**Entries provided**.
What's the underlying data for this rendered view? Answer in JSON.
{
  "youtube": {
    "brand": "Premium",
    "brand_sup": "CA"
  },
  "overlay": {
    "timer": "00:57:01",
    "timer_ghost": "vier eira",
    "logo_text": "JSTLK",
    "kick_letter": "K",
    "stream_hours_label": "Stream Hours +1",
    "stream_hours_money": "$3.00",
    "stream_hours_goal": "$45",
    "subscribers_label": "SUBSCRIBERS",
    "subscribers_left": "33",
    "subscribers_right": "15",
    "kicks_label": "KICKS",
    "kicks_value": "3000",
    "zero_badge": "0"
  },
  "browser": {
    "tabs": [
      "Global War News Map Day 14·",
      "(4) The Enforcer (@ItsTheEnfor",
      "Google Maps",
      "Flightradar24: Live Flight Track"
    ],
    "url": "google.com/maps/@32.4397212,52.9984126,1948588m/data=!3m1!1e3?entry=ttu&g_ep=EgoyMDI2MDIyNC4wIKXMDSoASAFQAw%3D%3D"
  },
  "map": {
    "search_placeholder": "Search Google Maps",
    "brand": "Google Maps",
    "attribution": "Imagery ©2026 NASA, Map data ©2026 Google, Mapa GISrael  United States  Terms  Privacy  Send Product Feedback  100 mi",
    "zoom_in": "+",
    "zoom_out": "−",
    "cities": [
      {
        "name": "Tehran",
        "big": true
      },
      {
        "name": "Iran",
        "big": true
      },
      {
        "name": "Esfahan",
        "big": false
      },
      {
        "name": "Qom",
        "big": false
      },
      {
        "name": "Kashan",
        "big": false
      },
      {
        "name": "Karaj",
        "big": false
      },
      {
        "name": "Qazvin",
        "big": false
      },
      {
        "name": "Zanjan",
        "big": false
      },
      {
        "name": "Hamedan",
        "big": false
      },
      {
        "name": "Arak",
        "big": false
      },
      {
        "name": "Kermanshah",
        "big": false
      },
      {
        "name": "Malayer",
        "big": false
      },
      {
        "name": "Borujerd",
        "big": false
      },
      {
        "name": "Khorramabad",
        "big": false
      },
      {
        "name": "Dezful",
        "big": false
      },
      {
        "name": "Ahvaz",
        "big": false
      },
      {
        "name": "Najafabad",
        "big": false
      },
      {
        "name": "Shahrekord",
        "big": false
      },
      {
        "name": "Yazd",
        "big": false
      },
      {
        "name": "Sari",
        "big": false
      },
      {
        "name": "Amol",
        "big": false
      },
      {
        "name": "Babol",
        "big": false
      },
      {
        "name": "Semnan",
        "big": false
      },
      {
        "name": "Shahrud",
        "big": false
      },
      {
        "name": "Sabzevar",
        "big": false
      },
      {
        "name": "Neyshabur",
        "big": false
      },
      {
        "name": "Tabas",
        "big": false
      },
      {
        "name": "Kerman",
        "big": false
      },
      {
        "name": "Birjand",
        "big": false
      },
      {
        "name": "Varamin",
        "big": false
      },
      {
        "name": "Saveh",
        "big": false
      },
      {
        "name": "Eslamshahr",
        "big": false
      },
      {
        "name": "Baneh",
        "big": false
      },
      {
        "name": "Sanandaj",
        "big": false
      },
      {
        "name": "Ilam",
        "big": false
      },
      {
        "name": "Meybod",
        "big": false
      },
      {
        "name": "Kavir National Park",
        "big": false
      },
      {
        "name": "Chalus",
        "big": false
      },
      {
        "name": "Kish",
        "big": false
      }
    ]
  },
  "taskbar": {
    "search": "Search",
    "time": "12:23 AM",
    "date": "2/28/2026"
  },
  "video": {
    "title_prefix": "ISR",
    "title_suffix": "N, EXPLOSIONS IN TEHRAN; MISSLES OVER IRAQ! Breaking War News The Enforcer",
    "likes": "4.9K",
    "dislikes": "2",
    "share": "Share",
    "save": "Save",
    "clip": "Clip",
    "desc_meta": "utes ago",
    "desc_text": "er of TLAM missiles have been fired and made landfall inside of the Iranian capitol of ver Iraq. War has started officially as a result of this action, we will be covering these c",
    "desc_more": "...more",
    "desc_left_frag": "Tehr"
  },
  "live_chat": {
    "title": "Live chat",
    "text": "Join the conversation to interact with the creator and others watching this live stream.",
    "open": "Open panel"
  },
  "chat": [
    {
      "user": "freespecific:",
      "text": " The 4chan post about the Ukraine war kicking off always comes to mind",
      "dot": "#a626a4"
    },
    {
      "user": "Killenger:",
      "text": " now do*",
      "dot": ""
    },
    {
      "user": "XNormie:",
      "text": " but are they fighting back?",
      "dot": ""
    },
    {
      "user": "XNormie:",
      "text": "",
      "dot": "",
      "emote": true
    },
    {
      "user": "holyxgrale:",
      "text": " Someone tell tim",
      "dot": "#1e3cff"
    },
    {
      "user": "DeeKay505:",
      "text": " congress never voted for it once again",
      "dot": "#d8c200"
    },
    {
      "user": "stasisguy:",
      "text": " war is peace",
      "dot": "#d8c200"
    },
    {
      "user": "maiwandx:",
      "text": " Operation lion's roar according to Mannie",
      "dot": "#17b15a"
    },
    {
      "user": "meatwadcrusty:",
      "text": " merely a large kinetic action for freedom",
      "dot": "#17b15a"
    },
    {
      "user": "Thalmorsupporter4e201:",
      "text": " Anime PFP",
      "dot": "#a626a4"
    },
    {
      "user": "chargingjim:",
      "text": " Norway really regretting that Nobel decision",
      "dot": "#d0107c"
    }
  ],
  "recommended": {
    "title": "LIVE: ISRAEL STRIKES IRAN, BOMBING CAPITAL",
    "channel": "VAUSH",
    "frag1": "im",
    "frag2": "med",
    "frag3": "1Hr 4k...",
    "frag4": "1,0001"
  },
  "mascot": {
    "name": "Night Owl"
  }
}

**To do**. Give the number of lines in the records that contain the string "News", and nothing besides.

**Complete answer**. 2